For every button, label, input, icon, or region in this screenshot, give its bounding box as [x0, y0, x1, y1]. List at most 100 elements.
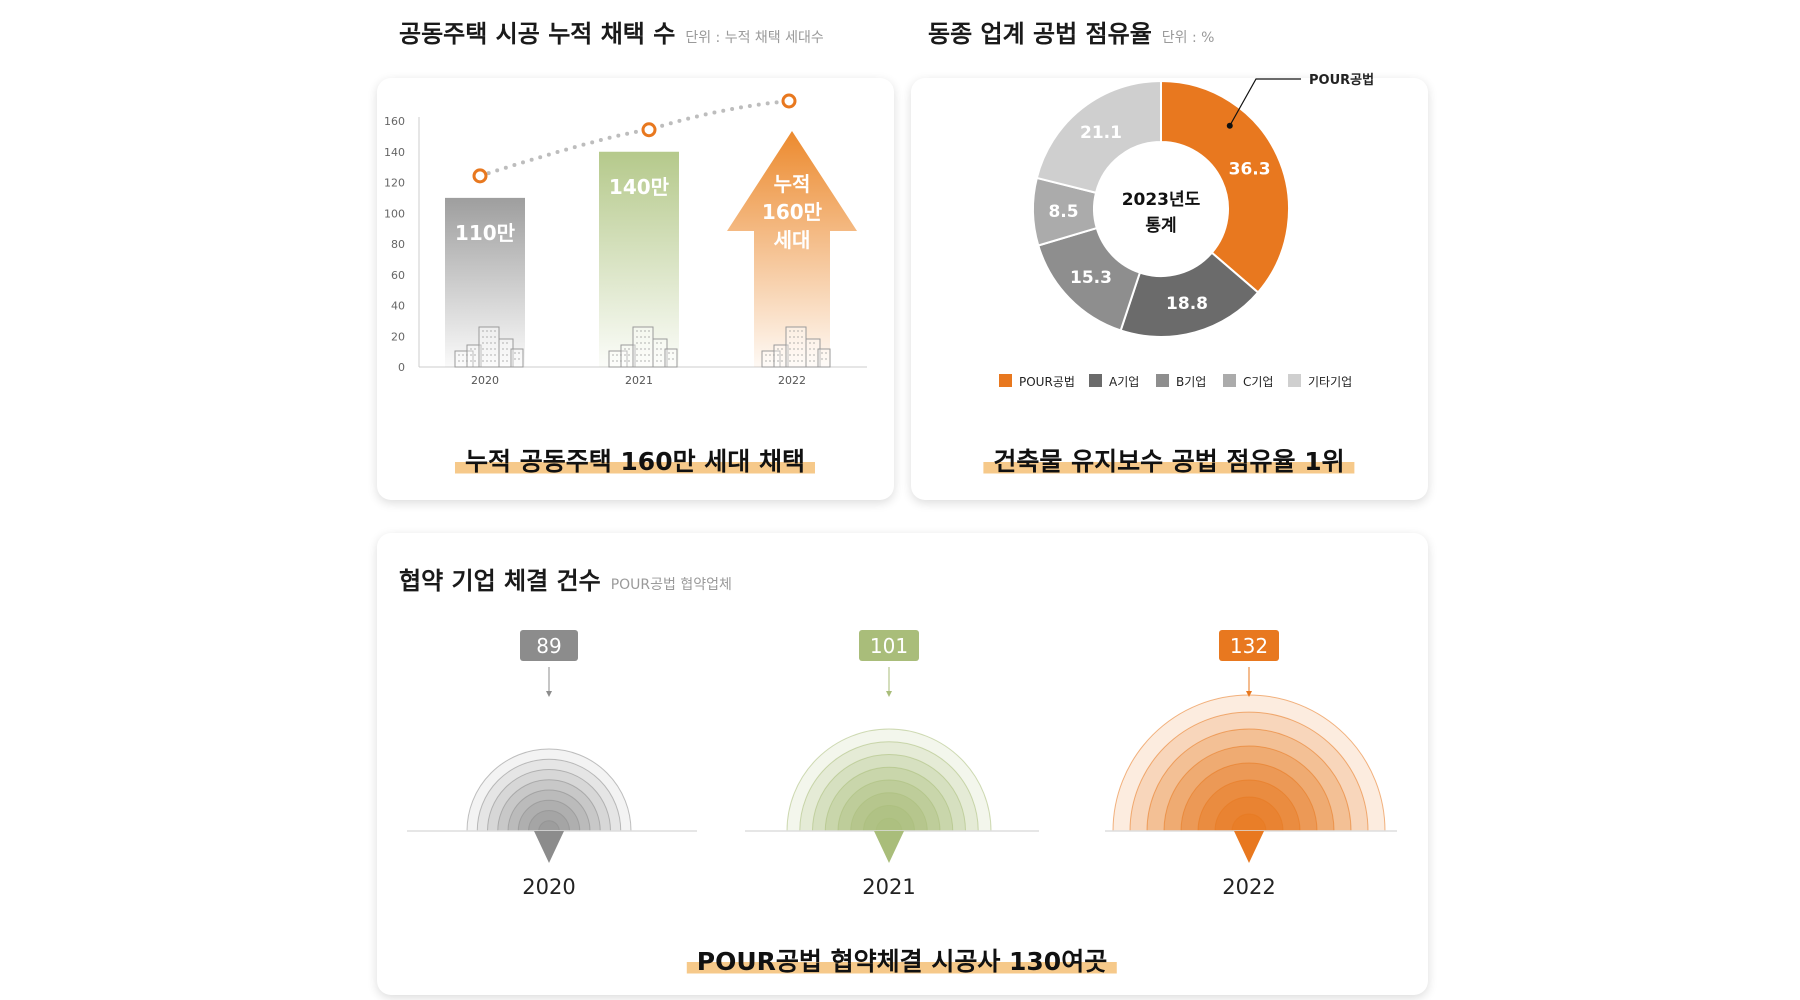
share-unit: 단위 : % — [1161, 30, 1215, 46]
ring-2020 — [517, 799, 581, 832]
building — [466, 344, 482, 368]
building — [805, 338, 821, 368]
legend-swatch — [1223, 374, 1236, 387]
count-value-2022: 132 — [1230, 634, 1268, 658]
ring-2020 — [476, 758, 622, 832]
donut-center-label: 통계 — [1145, 216, 1176, 236]
legend-swatch — [999, 374, 1012, 387]
y-tick-label: 60 — [391, 269, 405, 282]
bar-label-2020: 110만 — [455, 221, 516, 245]
pointer-triangle — [534, 831, 564, 863]
ring-2020 — [538, 820, 560, 832]
ring-2022 — [1197, 779, 1301, 832]
donut-center-label: 2023년도 — [1122, 190, 1201, 210]
legend-label: C기업 — [1243, 375, 1273, 389]
legend-swatch — [1288, 374, 1301, 387]
donut-value-label: 21.1 — [1080, 123, 1122, 143]
y-tick-label: 140 — [384, 146, 405, 159]
ring-2021 — [799, 741, 979, 832]
bar-label-2021: 140만 — [609, 175, 670, 199]
legend-label: A기업 — [1109, 375, 1139, 389]
y-tick-label: 20 — [391, 330, 405, 343]
building — [652, 338, 668, 368]
pointer-triangle — [874, 831, 904, 863]
legend-label: 기타기업 — [1308, 375, 1352, 389]
building-icon — [761, 326, 831, 368]
y-tick-label: 160 — [384, 115, 405, 128]
building — [510, 348, 524, 368]
bar-arrow-2022 — [727, 131, 857, 367]
x-tick-label: 2021 — [625, 374, 653, 387]
donut-value-label: 15.3 — [1070, 268, 1112, 288]
bar-label-line: 160만 — [762, 200, 823, 224]
partners-card: 협약 기업 체결 건수 POUR공법 협약업체 89 2020 101 2021 132 2… — [377, 533, 1428, 995]
y-tick-label: 120 — [384, 177, 405, 190]
year-label-2021: 2021 — [862, 875, 915, 899]
callout-label: POUR공법 — [1309, 72, 1374, 88]
adoption-bar-chart: 0 20 40 60 80 100 120 140 160 110만 2020 140만 2021 누적 1… — [384, 93, 867, 387]
ring-2022 — [1163, 745, 1335, 832]
ring-2021 — [824, 766, 954, 832]
legend-swatch — [1156, 374, 1169, 387]
donut-slice-5 — [1035, 79, 1162, 194]
trend-dotted-line — [478, 99, 791, 178]
building-icon — [608, 326, 678, 368]
year-label-2020: 2020 — [522, 875, 575, 899]
donut-value-label: 36.3 — [1229, 159, 1271, 179]
share-highlight: 건축물 유지보수 공법 점유율 1위 — [983, 442, 1355, 478]
bar-2021 — [599, 151, 679, 367]
trend-point — [472, 168, 488, 184]
share-title-text: 동종 업계 공법 점유율 — [928, 20, 1152, 48]
legend-label: B기업 — [1176, 375, 1206, 389]
ring-2020 — [497, 779, 601, 832]
building — [498, 338, 514, 368]
y-tick-label: 40 — [391, 300, 405, 313]
ring-2021 — [875, 817, 903, 832]
count-value-2020: 89 — [536, 634, 561, 658]
x-tick-label: 2022 — [778, 374, 806, 387]
y-tick-label: 0 — [398, 361, 405, 374]
partners-unit: POUR공법 협약업체 — [610, 577, 732, 593]
adoption-card: 0 20 40 60 80 100 120 140 160 110만 2020 140만 2021 누적 1… — [377, 78, 894, 500]
building-icon — [454, 326, 524, 368]
legend-swatch — [1089, 374, 1102, 387]
x-tick-label: 2020 — [471, 374, 499, 387]
count-badge-2022 — [1219, 630, 1279, 661]
bar-label-line: 세대 — [774, 228, 811, 252]
count-value-2021: 101 — [870, 634, 908, 658]
y-tick-label: 80 — [391, 238, 405, 251]
ring-2022 — [1129, 711, 1369, 832]
partners-title: 협약 기업 체결 건수 POUR공법 협약업체 — [399, 561, 732, 596]
ring-2022 — [1231, 813, 1267, 832]
count-arrow-head — [886, 691, 892, 697]
trend-point — [781, 93, 797, 109]
building — [817, 348, 831, 368]
ring-2021 — [850, 792, 928, 832]
donut-value-label: 8.5 — [1048, 202, 1078, 222]
count-arrow-head — [546, 691, 552, 697]
building — [620, 344, 636, 368]
donut-slice-1 — [1160, 79, 1290, 294]
donut-slice-2 — [1119, 251, 1260, 338]
adoption-title-text: 공동주택 시공 누적 채택 수 — [399, 20, 676, 48]
adoption-title: 공동주택 시공 누적 채택 수 단위 : 누적 채택 세대수 — [399, 14, 824, 49]
adoption-unit: 단위 : 누적 채택 세대수 — [685, 30, 824, 46]
callout-line — [1229, 78, 1301, 127]
count-arrow-head — [1246, 691, 1252, 697]
count-badge-2020 — [520, 630, 578, 661]
adoption-highlight: 누적 공동주택 160만 세대 채택 — [454, 442, 816, 478]
partners-chart: 89 2020 101 2021 132 2022 — [407, 630, 1397, 899]
count-badge-2021 — [859, 630, 919, 661]
partners-highlight: POUR공법 협약체결 시공사 130여곳 — [686, 942, 1118, 978]
share-title: 동종 업계 공법 점유율 단위 : % — [928, 14, 1214, 49]
partners-title-text: 협약 기업 체결 건수 — [399, 567, 601, 595]
trend-point — [641, 122, 657, 138]
bar-label-line: 누적 — [774, 172, 811, 196]
legend-label: POUR공법 — [1019, 375, 1075, 389]
donut-value-label: 18.8 — [1166, 294, 1208, 314]
pointer-triangle — [1234, 831, 1264, 863]
y-tick-label: 100 — [384, 207, 405, 220]
building — [664, 348, 678, 368]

- _OPDRACHT_
Orden de regels vanaf de regel met "share-unit: 단위 : % — [1161, 30, 1215, 46]" tot en met de regel met "share-title-text: 동종 업계" als een Markdown-tabel met de kolommen "Nummer" (het rijnummer) en "Regel". Laat lege regels weg.

- _OPLOSSING_
| Nummer | Regel |
|---|---|
| 1 | share-unit: 단위 : % — [1161, 30, 1215, 46] |
| 2 | ring-2020 — [517, 799, 581, 832] |
| 3 | building — [466, 344, 482, 368] |
| 4 | building — [805, 338, 821, 368] |
| 5 | legend-swatch — [1223, 374, 1236, 387] |
| 6 | count-value-2022: 132 — [1230, 634, 1268, 658] |
| 7 | ring-2020 — [476, 758, 622, 832] |
| 8 | donut-center-label: 통계 — [1145, 216, 1176, 236] |
| 9 | legend-swatch — [999, 374, 1012, 387] |
| 10 | y-tick-label: 60 — [391, 269, 405, 282] |
| 11 | bar-label-2020: 110만 — [455, 221, 516, 245] |
| 12 | pointer-triangle — [534, 831, 564, 863] |
| 13 | ring-2020 — [538, 820, 560, 832] |
| 14 | ring-2022 — [1197, 779, 1301, 832] |
| 15 | donut-center-label: 2023년도 — [1122, 190, 1201, 210] |
| 16 | legend-label: C기업 — [1243, 375, 1273, 389] |
| 17 | legend-swatch — [1288, 374, 1301, 387] |
| 18 | donut-value-label: 21.1 — [1080, 123, 1122, 143] |
| 19 | y-tick-label: 140 — [384, 146, 405, 159] |
| 20 | ring-2021 — [799, 741, 979, 832] |
| 21 | bar-label-2021: 140만 — [609, 175, 670, 199] |
| 22 | legend-label: A기업 — [1109, 375, 1139, 389] |
| 23 | y-tick-label: 20 — [391, 330, 405, 343] |
| 24 | building — [652, 338, 668, 368] |
| 25 | pointer-triangle — [874, 831, 904, 863] |
| 26 | legend-label: 기타기업 — [1308, 375, 1352, 389] |
| 27 | building-icon — [761, 326, 831, 368] |
| 28 | y-tick-label: 160 — [384, 115, 405, 128] |
| 29 | building — [510, 348, 524, 368] |
| 30 | bar-arrow-2022 — [727, 131, 857, 367] |
| 31 | x-tick-label: 2021 — [625, 374, 653, 387] |
| 32 | donut-value-label: 15.3 — [1070, 268, 1112, 288] |
| 33 | bar-label-line: 160만 — [762, 200, 823, 224] |
| 34 | partners-card: 협약 기업 체결 건수 POUR공법 협약업체 89 2020 101 2021 132 2… — [377, 533, 1428, 995] |
| 35 | y-tick-label: 120 — [384, 177, 405, 190] |
| 36 | year-label-2021: 2021 — [862, 875, 915, 899] |
| 37 | callout-label: POUR공법 — [1309, 72, 1374, 88] |
| 38 | adoption-bar-chart: 0 20 40 60 80 100 120 140 160 110만 2020 140만 2021 누적 1… — [384, 93, 867, 387] |
| 39 | ring-2022 — [1163, 745, 1335, 832] |
| 40 | ring-2021 — [824, 766, 954, 832] |
| 41 | legend-swatch — [1156, 374, 1169, 387] |
| 42 | donut-slice-5 — [1035, 79, 1162, 194] |
| 43 | trend-dotted-line — [478, 99, 791, 178] |
| 44 | building-icon — [608, 326, 678, 368] |
| 45 | year-label-2020: 2020 — [522, 875, 575, 899] |
| 46 | donut-value-label: 36.3 — [1229, 159, 1271, 179] |
| 47 | share-highlight: 건축물 유지보수 공법 점유율 1위 — [983, 442, 1355, 478] |
| 48 | bar-2021 — [599, 151, 679, 367] |
| 49 | trend-point — [472, 168, 488, 184] |
| 50 | share-title-text: 동종 업계 공법 점유율 — [928, 20, 1152, 48] |